Quote the whole listing verbatim.

==============================

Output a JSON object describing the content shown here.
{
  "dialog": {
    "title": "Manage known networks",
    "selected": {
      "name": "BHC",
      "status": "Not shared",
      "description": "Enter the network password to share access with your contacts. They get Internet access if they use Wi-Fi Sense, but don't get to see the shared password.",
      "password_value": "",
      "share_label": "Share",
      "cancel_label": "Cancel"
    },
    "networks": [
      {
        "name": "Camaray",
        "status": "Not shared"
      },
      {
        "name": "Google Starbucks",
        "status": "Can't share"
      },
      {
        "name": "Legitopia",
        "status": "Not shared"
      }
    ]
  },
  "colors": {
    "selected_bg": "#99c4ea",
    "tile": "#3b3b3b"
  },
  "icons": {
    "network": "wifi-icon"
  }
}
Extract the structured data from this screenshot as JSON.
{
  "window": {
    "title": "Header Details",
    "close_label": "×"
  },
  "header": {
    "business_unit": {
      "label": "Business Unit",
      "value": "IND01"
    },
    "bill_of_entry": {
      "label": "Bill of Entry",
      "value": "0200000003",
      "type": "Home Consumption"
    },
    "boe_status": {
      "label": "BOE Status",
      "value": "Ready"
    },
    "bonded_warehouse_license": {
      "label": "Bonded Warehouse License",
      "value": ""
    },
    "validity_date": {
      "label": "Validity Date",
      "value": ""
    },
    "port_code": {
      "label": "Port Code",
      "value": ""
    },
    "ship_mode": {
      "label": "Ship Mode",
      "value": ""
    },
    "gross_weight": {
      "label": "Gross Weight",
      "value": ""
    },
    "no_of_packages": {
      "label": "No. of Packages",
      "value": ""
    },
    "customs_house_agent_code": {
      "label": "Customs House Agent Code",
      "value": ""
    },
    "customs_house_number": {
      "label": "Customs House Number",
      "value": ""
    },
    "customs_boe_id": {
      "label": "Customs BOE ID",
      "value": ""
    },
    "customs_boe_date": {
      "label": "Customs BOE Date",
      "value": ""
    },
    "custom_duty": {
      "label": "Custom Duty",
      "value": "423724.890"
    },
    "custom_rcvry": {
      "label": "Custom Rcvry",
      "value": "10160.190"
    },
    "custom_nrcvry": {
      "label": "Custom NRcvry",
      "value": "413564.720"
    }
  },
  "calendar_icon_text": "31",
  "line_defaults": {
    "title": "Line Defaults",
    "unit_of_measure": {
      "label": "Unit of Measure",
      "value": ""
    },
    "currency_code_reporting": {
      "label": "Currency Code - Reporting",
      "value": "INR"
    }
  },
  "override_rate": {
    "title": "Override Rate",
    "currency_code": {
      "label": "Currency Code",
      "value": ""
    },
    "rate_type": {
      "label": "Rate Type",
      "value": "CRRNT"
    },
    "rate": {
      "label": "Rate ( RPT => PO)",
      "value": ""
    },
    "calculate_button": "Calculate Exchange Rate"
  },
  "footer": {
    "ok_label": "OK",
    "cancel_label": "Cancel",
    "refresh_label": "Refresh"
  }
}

==============================

§ **Solution**:
Output a JSON object describing the content shown here.
{
  "dialog": {
    "title": "Manage known networks",
    "selected": {
      "name": "BHC",
      "status": "Not shared",
      "description": "Enter the network password to share access with your contacts. They get Internet access if they use Wi-Fi Sense, but don't get to see the shared password.",
      "password_value": "",
      "share_label": "Share",
      "cancel_label": "Cancel"
    },
    "networks": [
      {
        "name": "Camaray",
        "status": "Not shared"
      },
      {
        "name": "Google Starbucks",
        "status": "Can't share"
      },
      {
        "name": "Legitopia",
        "status": "Not shared"
      }
    ]
  },
  "colors": {
    "selected_bg": "#99c4ea",
    "tile": "#3b3b3b"
  },
  "icons": {
    "network": "wifi-icon"
  }
}
Extract the structured data from this screenshot as JSON.
{
  "window": {
    "title": "Header Details",
    "close_label": "×"
  },
  "header": {
    "business_unit": {
      "label": "Business Unit",
      "value": "IND01"
    },
    "bill_of_entry": {
      "label": "Bill of Entry",
      "value": "0200000003",
      "type": "Home Consumption"
    },
    "boe_status": {
      "label": "BOE Status",
      "value": "Ready"
    },
    "bonded_warehouse_license": {
      "label": "Bonded Warehouse License",
      "value": ""
    },
    "validity_date": {
      "label": "Validity Date",
      "value": ""
    },
    "port_code": {
      "label": "Port Code",
      "value": ""
    },
    "ship_mode": {
      "label": "Ship Mode",
      "value": ""
    },
    "gross_weight": {
      "label": "Gross Weight",
      "value": ""
    },
    "no_of_packages": {
      "label": "No. of Packages",
      "value": ""
    },
    "customs_house_agent_code": {
      "label": "Customs House Agent Code",
      "value": ""
    },
    "customs_house_number": {
      "label": "Customs House Number",
      "value": ""
    },
    "customs_boe_id": {
      "label": "Customs BOE ID",
      "value": ""
    },
    "customs_boe_date": {
      "label": "Customs BOE Date",
      "value": ""
    },
    "custom_duty": {
      "label": "Custom Duty",
      "value": "423724.890"
    },
    "custom_rcvry": {
      "label": "Custom Rcvry",
      "value": "10160.190"
    },
    "custom_nrcvry": {
      "label": "Custom NRcvry",
      "value": "413564.720"
    }
  },
  "calendar_icon_text": "31",
  "line_defaults": {
    "title": "Line Defaults",
    "unit_of_measure": {
      "label": "Unit of Measure",
      "value": ""
    },
    "currency_code_reporting": {
      "label": "Currency Code - Reporting",
      "value": "INR"
    }
  },
  "override_rate": {
    "title": "Override Rate",
    "currency_code": {
      "label": "Currency Code",
      "value": ""
    },
    "rate_type": {
      "label": "Rate Type",
      "value": "CRRNT"
    },
    "rate": {
      "label": "Rate ( RPT => PO)",
      "value": ""
    },
    "calculate_button": "Calculate Exchange Rate"
  },
  "footer": {
    "ok_label": "OK",
    "cancel_label": "Cancel",
    "refresh_label": "Refresh"
  }
}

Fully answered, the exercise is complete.